**Objective:**
In the copy, include every entry exactly but none of the images.

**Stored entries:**

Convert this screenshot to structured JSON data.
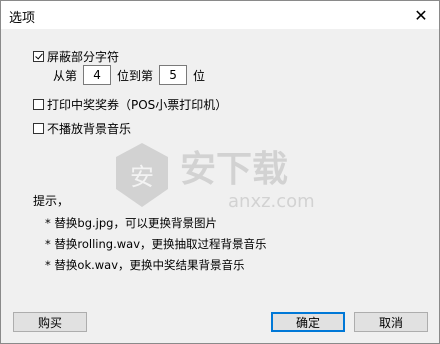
{
  "window": {
    "title": "选项",
    "close_glyph": "✕"
  },
  "options": {
    "mask_label": "屏蔽部分字符",
    "mask_checked": true,
    "from_label": "从第",
    "from_value": "4",
    "to_label": "位到第",
    "to_value": "5",
    "unit_label": "位",
    "print_label": "打印中奖奖券（POS小票打印机）",
    "print_checked": false,
    "nomusic_label": "不播放背景音乐",
    "nomusic_checked": false
  },
  "hints": {
    "title": "提示，",
    "lines": [
      "* 替换bg.jpg，可以更换背景图片",
      "* 替换rolling.wav，更换抽取过程背景音乐",
      "* 替换ok.wav，更换中奖结果背景音乐"
    ]
  },
  "buttons": {
    "buy": "购买",
    "ok": "确定",
    "cancel": "取消"
  },
  "watermark": {
    "brand": "安下载",
    "domain": "anxz.com"
  }
}
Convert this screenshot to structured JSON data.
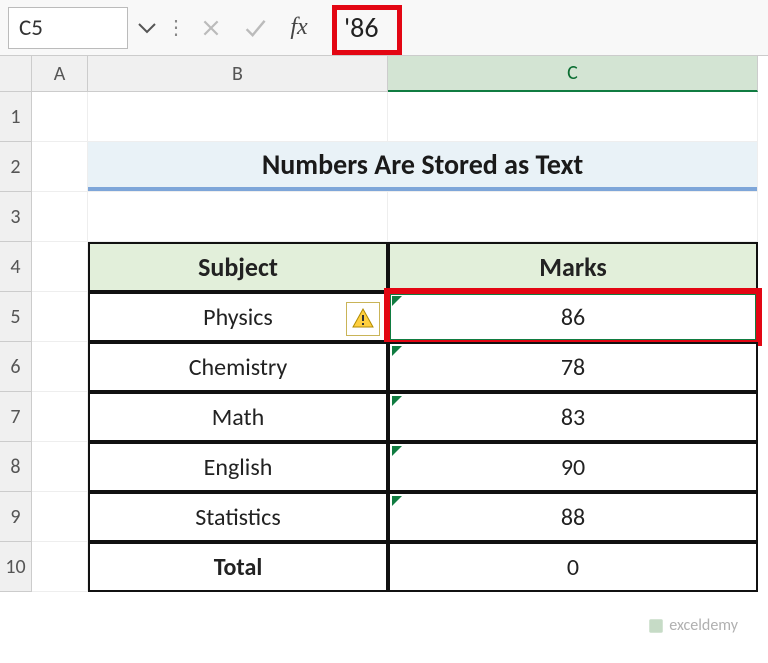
{
  "namebox": {
    "value": "C5"
  },
  "formula": {
    "value": "'86"
  },
  "columns": [
    "",
    "A",
    "B",
    "C"
  ],
  "rows": [
    "1",
    "2",
    "3",
    "4",
    "5",
    "6",
    "7",
    "8",
    "9",
    "10"
  ],
  "title": "Numbers Are Stored as Text",
  "table": {
    "headers": {
      "subject": "Subject",
      "marks": "Marks"
    },
    "rows": [
      {
        "subject": "Physics",
        "marks": "86"
      },
      {
        "subject": "Chemistry",
        "marks": "78"
      },
      {
        "subject": "Math",
        "marks": "83"
      },
      {
        "subject": "English",
        "marks": "90"
      },
      {
        "subject": "Statistics",
        "marks": "88"
      }
    ],
    "total": {
      "label": "Total",
      "value": "0"
    }
  },
  "selected_cell": "C5",
  "watermark": "exceldemy"
}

**Reply:**
Convert this screenshot to structured JSON data.
{
  "window": {
    "title": "选项",
    "close_glyph": "✕"
  },
  "options": {
    "mask_label": "屏蔽部分字符",
    "mask_checked": true,
    "from_label": "从第",
    "from_value": "4",
    "to_label": "位到第",
    "to_value": "5",
    "unit_label": "位",
    "print_label": "打印中奖奖券（POS小票打印机）",
    "print_checked": false,
    "nomusic_label": "不播放背景音乐",
    "nomusic_checked": false
  },
  "hints": {
    "title": "提示，",
    "lines": [
      "* 替换bg.jpg，可以更换背景图片",
      "* 替换rolling.wav，更换抽取过程背景音乐",
      "* 替换ok.wav，更换中奖结果背景音乐"
    ]
  },
  "buttons": {
    "buy": "购买",
    "ok": "确定",
    "cancel": "取消"
  },
  "watermark": {
    "brand": "安下载",
    "domain": "anxz.com"
  }
}
Convert this screenshot to structured JSON data.
{
  "namebox": {
    "value": "C5"
  },
  "formula": {
    "value": "'86"
  },
  "columns": [
    "",
    "A",
    "B",
    "C"
  ],
  "rows": [
    "1",
    "2",
    "3",
    "4",
    "5",
    "6",
    "7",
    "8",
    "9",
    "10"
  ],
  "title": "Numbers Are Stored as Text",
  "table": {
    "headers": {
      "subject": "Subject",
      "marks": "Marks"
    },
    "rows": [
      {
        "subject": "Physics",
        "marks": "86"
      },
      {
        "subject": "Chemistry",
        "marks": "78"
      },
      {
        "subject": "Math",
        "marks": "83"
      },
      {
        "subject": "English",
        "marks": "90"
      },
      {
        "subject": "Statistics",
        "marks": "88"
      }
    ],
    "total": {
      "label": "Total",
      "value": "0"
    }
  },
  "selected_cell": "C5",
  "watermark": "exceldemy"
}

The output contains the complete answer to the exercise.